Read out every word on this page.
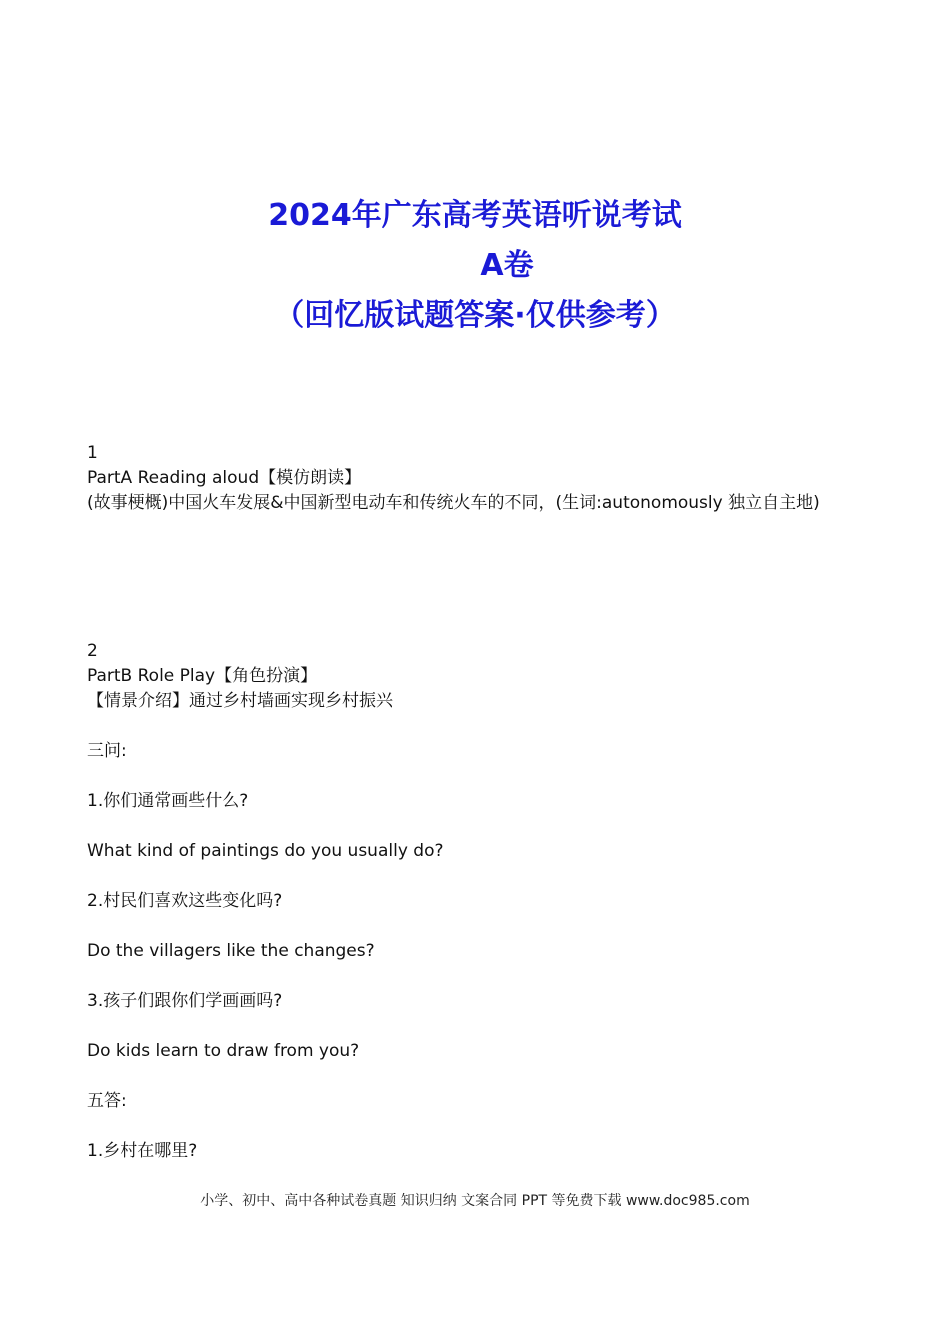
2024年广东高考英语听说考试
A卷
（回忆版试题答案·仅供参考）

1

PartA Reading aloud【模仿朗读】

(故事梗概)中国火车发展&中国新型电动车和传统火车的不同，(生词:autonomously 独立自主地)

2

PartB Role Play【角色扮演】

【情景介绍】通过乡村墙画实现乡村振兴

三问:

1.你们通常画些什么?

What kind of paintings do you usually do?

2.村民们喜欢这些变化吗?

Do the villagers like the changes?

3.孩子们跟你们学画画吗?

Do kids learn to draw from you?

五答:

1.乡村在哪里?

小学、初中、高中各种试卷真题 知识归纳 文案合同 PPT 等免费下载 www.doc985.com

******

# [DESCRIPTION OF THE TASK]
Your task is an exact transcription of all the data, minus the pictures.

# [RESULT OF THE EXERCISE]
Read out every word on this page.
2024年广东高考英语听说考试
A卷
（回忆版试题答案·仅供参考）

1

PartA Reading aloud【模仿朗读】

(故事梗概)中国火车发展&中国新型电动车和传统火车的不同，(生词:autonomously 独立自主地)

2

PartB Role Play【角色扮演】

【情景介绍】通过乡村墙画实现乡村振兴

三问:

1.你们通常画些什么?

What kind of paintings do you usually do?

2.村民们喜欢这些变化吗?

Do the villagers like the changes?

3.孩子们跟你们学画画吗?

Do kids learn to draw from you?

五答:

1.乡村在哪里?

小学、初中、高中各种试卷真题 知识归纳 文案合同 PPT 等免费下载 www.doc985.com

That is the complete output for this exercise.